---- SUPPLIED RECORDS

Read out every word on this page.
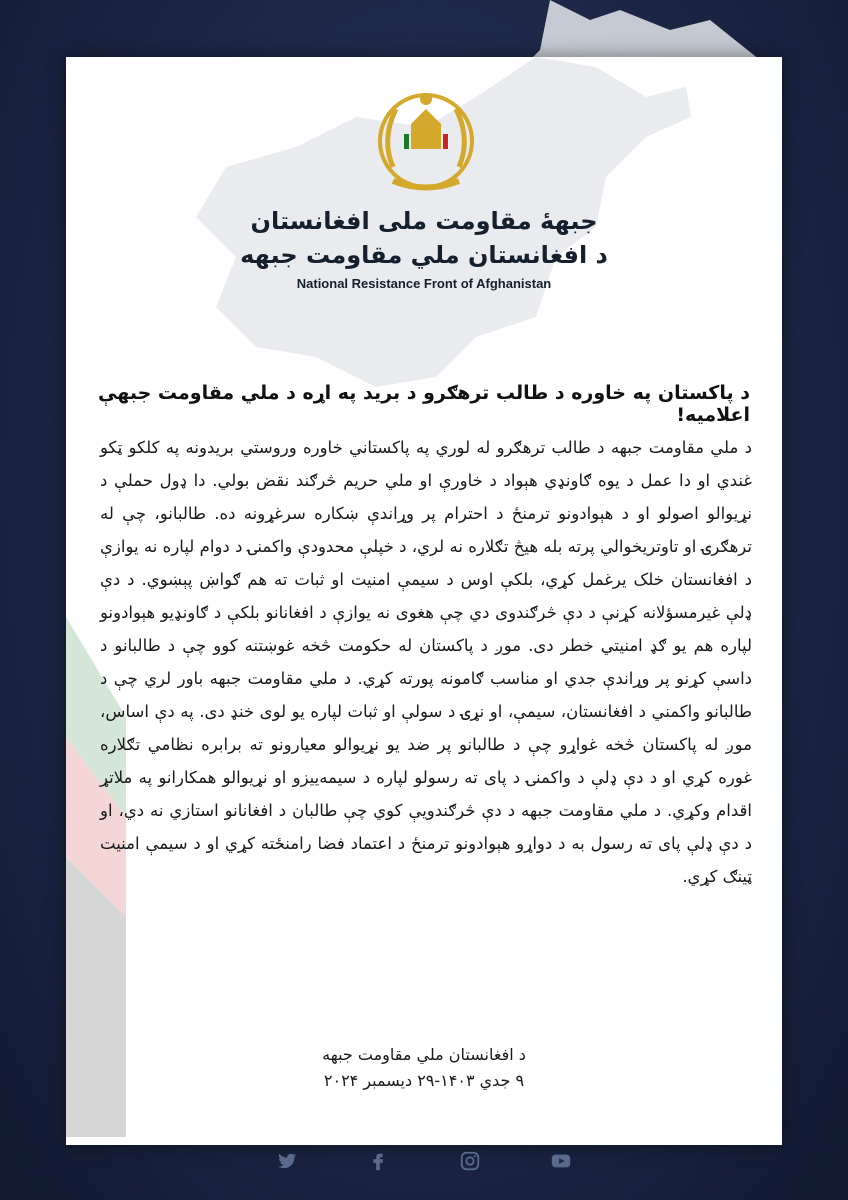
جبههٔ مقاومت ملی افغانستان
د افغانستان ملي مقاومت جبهه
National Resistance Front of Afghanistan
د پاکستان په خاوره د طالب ترهګرو د برید په اړه د ملي مقاومت جبهې اعلامیه!
د ملي مقاومت جبهه د طالب ترهګرو له لوري په پاکستاني خاوره وروستي بریدونه په کلکو ټکو غندي او دا عمل د یوه ګاونډي هېواد د خاورې او ملي حریم څرګند نقض بولي. دا ډول حملې د نړیوالو اصولو او د هېوادونو ترمنځ د احترام پر وړاندې ښکاره سرغړونه ده. طالبانو، چې له ترهګرۍ او تاوتریخوالي پرته بله هیڅ تګلاره نه لري، د خپلې محدودې واکمنۍ د دوام لپاره نه یوازې د افغانستان خلک یرغمل کړي، بلکې اوس د سیمې امنیت او ثبات ته هم ګواښ پېښوي. د دې ډلې غیرمسؤلانه کړنې د دې څرګندوی دي چې هغوی نه یوازې د افغانانو بلکې د ګاونډیو هېوادونو لپاره هم یو ګډ امنیتي خطر دی. موږ د پاکستان له حکومت څخه غوښتنه کوو چې د طالبانو د داسې کړنو پر وړاندې جدي او مناسب ګامونه پورته کړي. د ملي مقاومت جبهه باور لري چې د طالبانو واکمني د افغانستان، سیمې، او نړۍ د سولې او ثبات لپاره یو لوی خنډ دی. په دې اساس، موږ له پاکستان څخه غواړو چې د طالبانو پر ضد یو نړیوالو معیارونو ته برابره نظامي تګلاره غوره کړي او د دې ډلې د واکمنۍ د پای ته رسولو لپاره د سیمه‌ییزو او نړیوالو همکارانو په ملاتړ اقدام وکړي. د ملي مقاومت جبهه د دې څرګندویې کوي چې طالبان د افغانانو استازي نه دي، او د دې ډلې پای ته رسول به د دواړو هېوادونو ترمنځ د اعتماد فضا رامنځته کړي او د سیمې امنیت ټینګ کړي.
د افغانستان ملي مقاومت جبهه
۹ جدي ۱۴۰۳-۲۹ دیسمبر ۲۰۲۴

--------

### STATED GOAL
Print out the whole of the material word for word, without pictures.

### TASK RESULT
Read out every word on this page.
جبههٔ مقاومت ملی افغانستان
د افغانستان ملي مقاومت جبهه
National Resistance Front of Afghanistan
د پاکستان په خاوره د طالب ترهګرو د برید په اړه د ملي مقاومت جبهې اعلامیه!
د ملي مقاومت جبهه د طالب ترهګرو له لوري په پاکستاني خاوره وروستي بریدونه په کلکو ټکو غندي او دا عمل د یوه ګاونډي هېواد د خاورې او ملي حریم څرګند نقض بولي. دا ډول حملې د نړیوالو اصولو او د هېوادونو ترمنځ د احترام پر وړاندې ښکاره سرغړونه ده. طالبانو، چې له ترهګرۍ او تاوتریخوالي پرته بله هیڅ تګلاره نه لري، د خپلې محدودې واکمنۍ د دوام لپاره نه یوازې د افغانستان خلک یرغمل کړي، بلکې اوس د سیمې امنیت او ثبات ته هم ګواښ پېښوي. د دې ډلې غیرمسؤلانه کړنې د دې څرګندوی دي چې هغوی نه یوازې د افغانانو بلکې د ګاونډیو هېوادونو لپاره هم یو ګډ امنیتي خطر دی. موږ د پاکستان له حکومت څخه غوښتنه کوو چې د طالبانو د داسې کړنو پر وړاندې جدي او مناسب ګامونه پورته کړي. د ملي مقاومت جبهه باور لري چې د طالبانو واکمني د افغانستان، سیمې، او نړۍ د سولې او ثبات لپاره یو لوی خنډ دی. په دې اساس، موږ له پاکستان څخه غواړو چې د طالبانو پر ضد یو نړیوالو معیارونو ته برابره نظامي تګلاره غوره کړي او د دې ډلې د واکمنۍ د پای ته رسولو لپاره د سیمه‌ییزو او نړیوالو همکارانو په ملاتړ اقدام وکړي. د ملي مقاومت جبهه د دې څرګندویې کوي چې طالبان د افغانانو استازي نه دي، او د دې ډلې پای ته رسول به د دواړو هېوادونو ترمنځ د اعتماد فضا رامنځته کړي او د سیمې امنیت ټینګ کړي.
د افغانستان ملي مقاومت جبهه
۹ جدي ۱۴۰۳-۲۹ دیسمبر ۲۰۲۴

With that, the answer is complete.